◆ **Data**:
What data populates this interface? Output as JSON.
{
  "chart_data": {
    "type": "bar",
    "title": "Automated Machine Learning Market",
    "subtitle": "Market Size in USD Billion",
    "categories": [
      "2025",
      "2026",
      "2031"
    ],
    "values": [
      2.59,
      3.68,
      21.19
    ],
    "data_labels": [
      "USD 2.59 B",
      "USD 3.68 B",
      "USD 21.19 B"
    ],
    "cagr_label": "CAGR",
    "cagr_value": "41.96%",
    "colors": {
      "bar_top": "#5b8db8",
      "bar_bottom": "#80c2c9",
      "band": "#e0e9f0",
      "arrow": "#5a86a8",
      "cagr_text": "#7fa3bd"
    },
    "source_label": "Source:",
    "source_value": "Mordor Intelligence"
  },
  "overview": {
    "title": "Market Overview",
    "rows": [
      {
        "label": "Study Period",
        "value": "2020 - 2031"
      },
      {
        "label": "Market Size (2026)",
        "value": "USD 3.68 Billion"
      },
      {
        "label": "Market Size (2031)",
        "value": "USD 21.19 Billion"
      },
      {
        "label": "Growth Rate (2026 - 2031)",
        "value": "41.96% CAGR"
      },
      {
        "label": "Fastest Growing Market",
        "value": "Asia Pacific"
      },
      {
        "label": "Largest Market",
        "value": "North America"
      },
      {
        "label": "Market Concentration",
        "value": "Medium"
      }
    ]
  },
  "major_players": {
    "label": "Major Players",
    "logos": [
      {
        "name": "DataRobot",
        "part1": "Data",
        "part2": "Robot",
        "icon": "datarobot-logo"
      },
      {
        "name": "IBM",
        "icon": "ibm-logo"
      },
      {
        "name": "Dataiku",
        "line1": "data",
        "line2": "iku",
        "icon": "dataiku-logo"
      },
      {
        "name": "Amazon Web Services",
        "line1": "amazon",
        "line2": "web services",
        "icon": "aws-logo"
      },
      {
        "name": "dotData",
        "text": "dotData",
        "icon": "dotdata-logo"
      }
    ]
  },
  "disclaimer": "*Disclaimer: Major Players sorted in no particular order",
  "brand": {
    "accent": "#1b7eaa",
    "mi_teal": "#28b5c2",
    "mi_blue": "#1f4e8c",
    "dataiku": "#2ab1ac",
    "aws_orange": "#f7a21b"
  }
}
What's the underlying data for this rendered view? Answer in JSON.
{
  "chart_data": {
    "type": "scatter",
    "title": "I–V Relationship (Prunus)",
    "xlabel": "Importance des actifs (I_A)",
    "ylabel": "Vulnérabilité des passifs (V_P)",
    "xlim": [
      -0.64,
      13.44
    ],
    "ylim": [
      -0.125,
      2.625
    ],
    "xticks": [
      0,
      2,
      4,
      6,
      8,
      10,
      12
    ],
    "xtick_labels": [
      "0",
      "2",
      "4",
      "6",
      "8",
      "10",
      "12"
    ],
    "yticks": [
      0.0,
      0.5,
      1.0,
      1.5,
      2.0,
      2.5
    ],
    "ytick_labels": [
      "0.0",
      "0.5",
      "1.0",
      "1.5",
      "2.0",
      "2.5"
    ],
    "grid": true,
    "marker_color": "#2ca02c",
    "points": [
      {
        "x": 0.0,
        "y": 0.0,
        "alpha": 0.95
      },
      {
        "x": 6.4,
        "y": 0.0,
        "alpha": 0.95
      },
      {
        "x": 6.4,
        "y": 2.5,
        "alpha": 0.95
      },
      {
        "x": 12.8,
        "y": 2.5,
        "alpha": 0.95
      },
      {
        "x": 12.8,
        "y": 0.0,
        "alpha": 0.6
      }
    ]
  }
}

◆ **Objective**:
Copy all of the material word for word.

◆ **Final result**:
What data populates this interface? Output as JSON.
{
  "chart_data": {
    "type": "bar",
    "title": "Automated Machine Learning Market",
    "subtitle": "Market Size in USD Billion",
    "categories": [
      "2025",
      "2026",
      "2031"
    ],
    "values": [
      2.59,
      3.68,
      21.19
    ],
    "data_labels": [
      "USD 2.59 B",
      "USD 3.68 B",
      "USD 21.19 B"
    ],
    "cagr_label": "CAGR",
    "cagr_value": "41.96%",
    "colors": {
      "bar_top": "#5b8db8",
      "bar_bottom": "#80c2c9",
      "band": "#e0e9f0",
      "arrow": "#5a86a8",
      "cagr_text": "#7fa3bd"
    },
    "source_label": "Source:",
    "source_value": "Mordor Intelligence"
  },
  "overview": {
    "title": "Market Overview",
    "rows": [
      {
        "label": "Study Period",
        "value": "2020 - 2031"
      },
      {
        "label": "Market Size (2026)",
        "value": "USD 3.68 Billion"
      },
      {
        "label": "Market Size (2031)",
        "value": "USD 21.19 Billion"
      },
      {
        "label": "Growth Rate (2026 - 2031)",
        "value": "41.96% CAGR"
      },
      {
        "label": "Fastest Growing Market",
        "value": "Asia Pacific"
      },
      {
        "label": "Largest Market",
        "value": "North America"
      },
      {
        "label": "Market Concentration",
        "value": "Medium"
      }
    ]
  },
  "major_players": {
    "label": "Major Players",
    "logos": [
      {
        "name": "DataRobot",
        "part1": "Data",
        "part2": "Robot",
        "icon": "datarobot-logo"
      },
      {
        "name": "IBM",
        "icon": "ibm-logo"
      },
      {
        "name": "Dataiku",
        "line1": "data",
        "line2": "iku",
        "icon": "dataiku-logo"
      },
      {
        "name": "Amazon Web Services",
        "line1": "amazon",
        "line2": "web services",
        "icon": "aws-logo"
      },
      {
        "name": "dotData",
        "text": "dotData",
        "icon": "dotdata-logo"
      }
    ]
  },
  "disclaimer": "*Disclaimer: Major Players sorted in no particular order",
  "brand": {
    "accent": "#1b7eaa",
    "mi_teal": "#28b5c2",
    "mi_blue": "#1f4e8c",
    "dataiku": "#2ab1ac",
    "aws_orange": "#f7a21b"
  }
}
What's the underlying data for this rendered view? Answer in JSON.
{
  "chart_data": {
    "type": "scatter",
    "title": "I–V Relationship (Prunus)",
    "xlabel": "Importance des actifs (I_A)",
    "ylabel": "Vulnérabilité des passifs (V_P)",
    "xlim": [
      -0.64,
      13.44
    ],
    "ylim": [
      -0.125,
      2.625
    ],
    "xticks": [
      0,
      2,
      4,
      6,
      8,
      10,
      12
    ],
    "xtick_labels": [
      "0",
      "2",
      "4",
      "6",
      "8",
      "10",
      "12"
    ],
    "yticks": [
      0.0,
      0.5,
      1.0,
      1.5,
      2.0,
      2.5
    ],
    "ytick_labels": [
      "0.0",
      "0.5",
      "1.0",
      "1.5",
      "2.0",
      "2.5"
    ],
    "grid": true,
    "marker_color": "#2ca02c",
    "points": [
      {
        "x": 0.0,
        "y": 0.0,
        "alpha": 0.95
      },
      {
        "x": 6.4,
        "y": 0.0,
        "alpha": 0.95
      },
      {
        "x": 6.4,
        "y": 2.5,
        "alpha": 0.95
      },
      {
        "x": 12.8,
        "y": 2.5,
        "alpha": 0.95
      },
      {
        "x": 12.8,
        "y": 0.0,
        "alpha": 0.6
      }
    ]
  }
}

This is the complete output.